begin

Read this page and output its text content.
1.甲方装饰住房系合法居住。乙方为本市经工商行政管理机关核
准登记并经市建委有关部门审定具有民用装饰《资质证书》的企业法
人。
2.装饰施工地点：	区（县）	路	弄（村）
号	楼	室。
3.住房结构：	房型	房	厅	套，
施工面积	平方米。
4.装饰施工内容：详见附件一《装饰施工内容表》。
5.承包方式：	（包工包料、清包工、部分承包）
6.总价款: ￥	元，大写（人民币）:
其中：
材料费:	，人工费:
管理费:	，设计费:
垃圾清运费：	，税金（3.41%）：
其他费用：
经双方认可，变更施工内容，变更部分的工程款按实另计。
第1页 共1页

end

*EXERCISE OBJECTIVE:*
Extract all of the data above and output it character for character.

*SOLUTION:*
Read this page and output its text content.
1.甲方装饰住房系合法居住。乙方为本市经工商行政管理机关核
准登记并经市建委有关部门审定具有民用装饰《资质证书》的企业法
人。
2.装饰施工地点：	区（县）	路	弄（村）
号	楼	室。
3.住房结构：	房型	房	厅	套，
施工面积	平方米。
4.装饰施工内容：详见附件一《装饰施工内容表》。
5.承包方式：	（包工包料、清包工、部分承包）
6.总价款: ￥	元，大写（人民币）:
其中：
材料费:	，人工费:
管理费:	，设计费:
垃圾清运费：	，税金（3.41%）：
其他费用：
经双方认可，变更施工内容，变更部分的工程款按实另计。
第1页 共1页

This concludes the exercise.